→ **AIM OF THE TASK**
Gather all lines with the word "points" in them.

→ **STORED ROWS**

>> start

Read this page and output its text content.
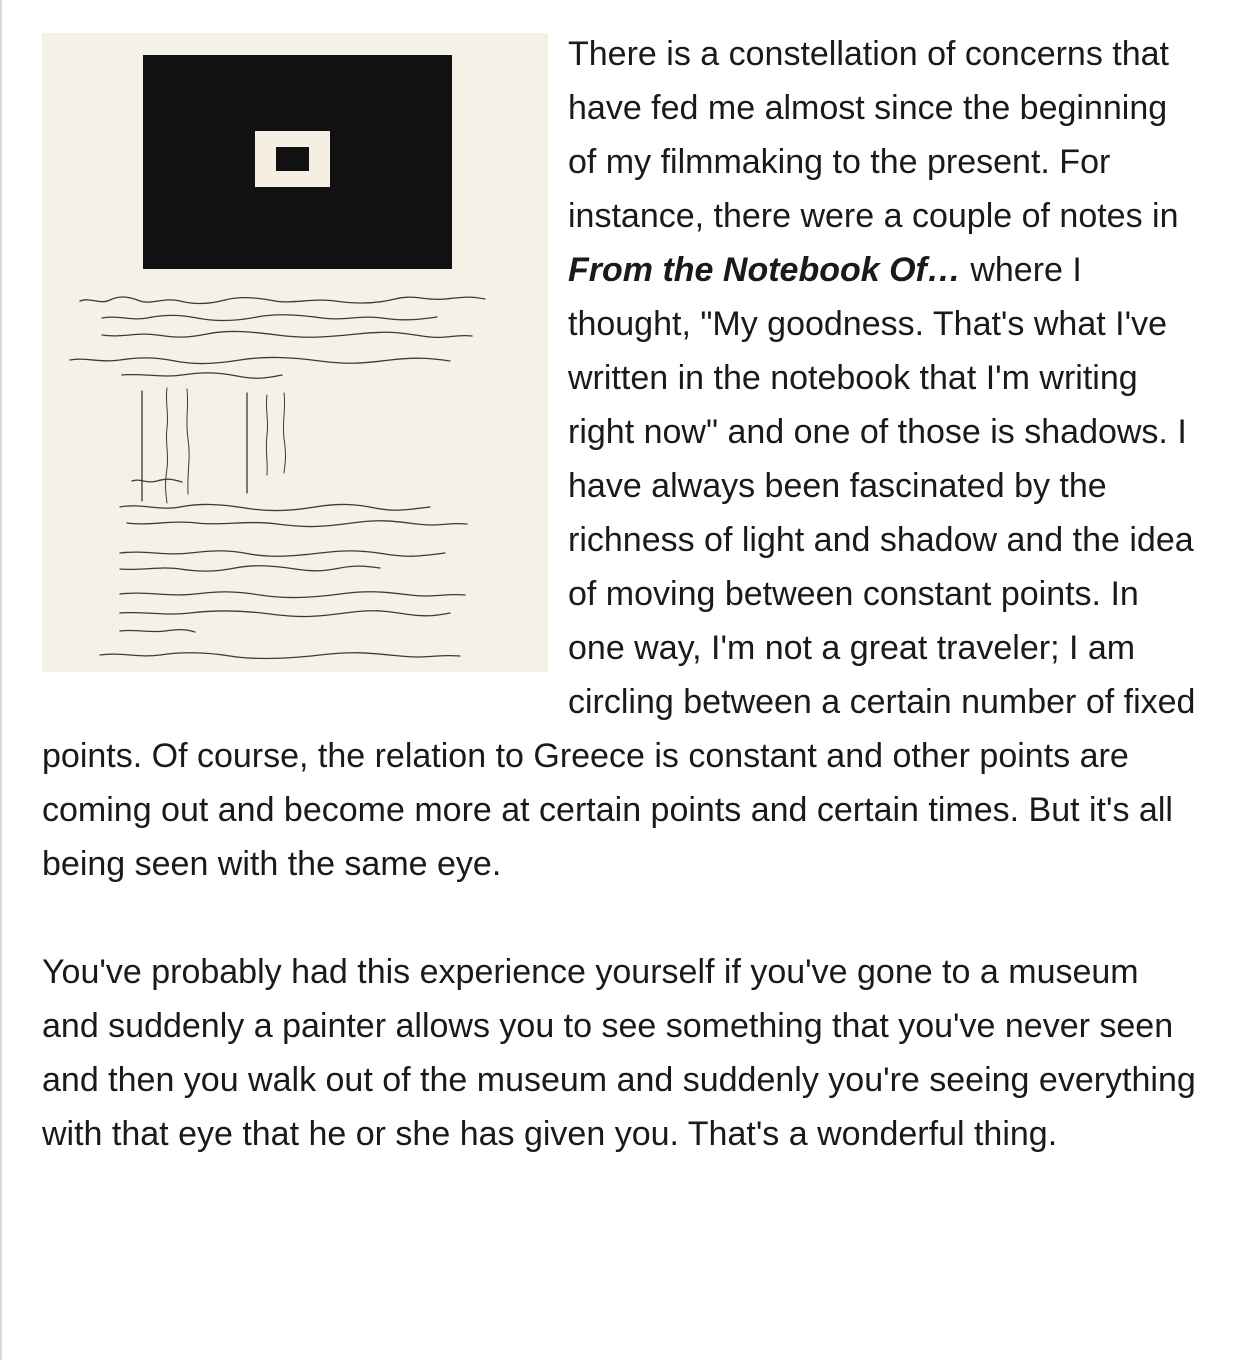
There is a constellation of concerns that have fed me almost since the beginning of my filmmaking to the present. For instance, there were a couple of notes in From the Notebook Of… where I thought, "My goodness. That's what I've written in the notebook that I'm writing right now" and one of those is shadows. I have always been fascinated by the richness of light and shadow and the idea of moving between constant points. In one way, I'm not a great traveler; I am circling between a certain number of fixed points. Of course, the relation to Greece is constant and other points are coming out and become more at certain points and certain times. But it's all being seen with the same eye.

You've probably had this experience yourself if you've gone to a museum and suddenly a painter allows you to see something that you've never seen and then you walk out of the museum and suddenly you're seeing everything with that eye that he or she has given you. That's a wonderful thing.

>> end
>> start

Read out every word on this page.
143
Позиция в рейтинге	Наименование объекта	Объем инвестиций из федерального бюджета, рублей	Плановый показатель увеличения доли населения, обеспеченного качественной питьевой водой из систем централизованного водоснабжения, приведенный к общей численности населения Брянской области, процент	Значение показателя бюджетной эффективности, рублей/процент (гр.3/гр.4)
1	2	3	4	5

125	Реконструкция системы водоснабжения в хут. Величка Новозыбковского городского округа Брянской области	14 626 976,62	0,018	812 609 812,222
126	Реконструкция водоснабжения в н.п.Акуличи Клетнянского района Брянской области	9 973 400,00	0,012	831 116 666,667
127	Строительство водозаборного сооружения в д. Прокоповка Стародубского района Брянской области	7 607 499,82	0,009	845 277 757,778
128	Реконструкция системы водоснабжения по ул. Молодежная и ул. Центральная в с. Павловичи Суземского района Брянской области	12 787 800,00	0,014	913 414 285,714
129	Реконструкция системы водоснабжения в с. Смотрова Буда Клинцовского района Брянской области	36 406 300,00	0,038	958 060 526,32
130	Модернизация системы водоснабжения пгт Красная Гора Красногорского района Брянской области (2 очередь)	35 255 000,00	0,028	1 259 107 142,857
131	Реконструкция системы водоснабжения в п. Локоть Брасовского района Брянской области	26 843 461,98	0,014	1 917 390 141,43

>> end
>> start

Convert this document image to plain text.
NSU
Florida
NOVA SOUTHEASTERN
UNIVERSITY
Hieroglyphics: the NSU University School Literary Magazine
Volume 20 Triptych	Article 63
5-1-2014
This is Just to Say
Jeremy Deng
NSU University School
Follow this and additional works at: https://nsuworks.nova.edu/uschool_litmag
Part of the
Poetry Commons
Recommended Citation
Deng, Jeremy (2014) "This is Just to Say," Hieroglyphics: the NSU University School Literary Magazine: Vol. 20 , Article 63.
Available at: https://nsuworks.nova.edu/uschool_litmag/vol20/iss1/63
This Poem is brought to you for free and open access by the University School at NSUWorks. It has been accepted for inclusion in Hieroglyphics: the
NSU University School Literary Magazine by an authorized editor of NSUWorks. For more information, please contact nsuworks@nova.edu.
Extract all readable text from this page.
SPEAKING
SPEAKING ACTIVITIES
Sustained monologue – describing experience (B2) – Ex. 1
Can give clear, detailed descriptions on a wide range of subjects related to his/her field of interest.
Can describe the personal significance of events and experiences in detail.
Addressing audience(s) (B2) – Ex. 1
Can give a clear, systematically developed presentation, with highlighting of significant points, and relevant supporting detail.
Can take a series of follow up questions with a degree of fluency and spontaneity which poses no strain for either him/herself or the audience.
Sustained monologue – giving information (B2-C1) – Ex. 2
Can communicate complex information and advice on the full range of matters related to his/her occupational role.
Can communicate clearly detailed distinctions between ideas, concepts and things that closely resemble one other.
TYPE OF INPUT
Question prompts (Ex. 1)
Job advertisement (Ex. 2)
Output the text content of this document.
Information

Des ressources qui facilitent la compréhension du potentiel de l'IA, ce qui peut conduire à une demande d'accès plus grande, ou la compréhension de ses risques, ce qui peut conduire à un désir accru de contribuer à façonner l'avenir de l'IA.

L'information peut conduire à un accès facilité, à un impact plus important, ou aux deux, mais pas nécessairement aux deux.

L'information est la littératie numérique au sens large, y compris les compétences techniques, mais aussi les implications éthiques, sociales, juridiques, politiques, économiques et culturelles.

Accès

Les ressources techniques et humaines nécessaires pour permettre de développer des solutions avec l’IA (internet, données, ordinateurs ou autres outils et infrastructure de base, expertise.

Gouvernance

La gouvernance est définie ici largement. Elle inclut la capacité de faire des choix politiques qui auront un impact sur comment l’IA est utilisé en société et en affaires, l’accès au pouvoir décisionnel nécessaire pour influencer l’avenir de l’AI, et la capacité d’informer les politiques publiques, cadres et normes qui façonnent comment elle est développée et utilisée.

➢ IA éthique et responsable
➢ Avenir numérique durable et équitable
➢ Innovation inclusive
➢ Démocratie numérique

>> end

→ **THE COMPLETED TASK**
There is a constellation of concerns that have fed me almost since the beginning of my filmmaking to the present. For instance, there were a couple of notes in From the Notebook Of… where I thought, "My goodness. That's what I've written in the notebook that I'm writing right now" and one of those is shadows. I have always been fascinated by the richness of light and shadow and the idea of moving between constant points. In one way, I'm not a great traveler; I am circling between a certain number of fixed points. Of course, the relation to Greece is constant and other points are coming out and become more at certain points and certain times. But it's all being seen with the same eye.
Can give a clear, systematically developed presentation, with highlighting of significant points, and relevant supporting detail.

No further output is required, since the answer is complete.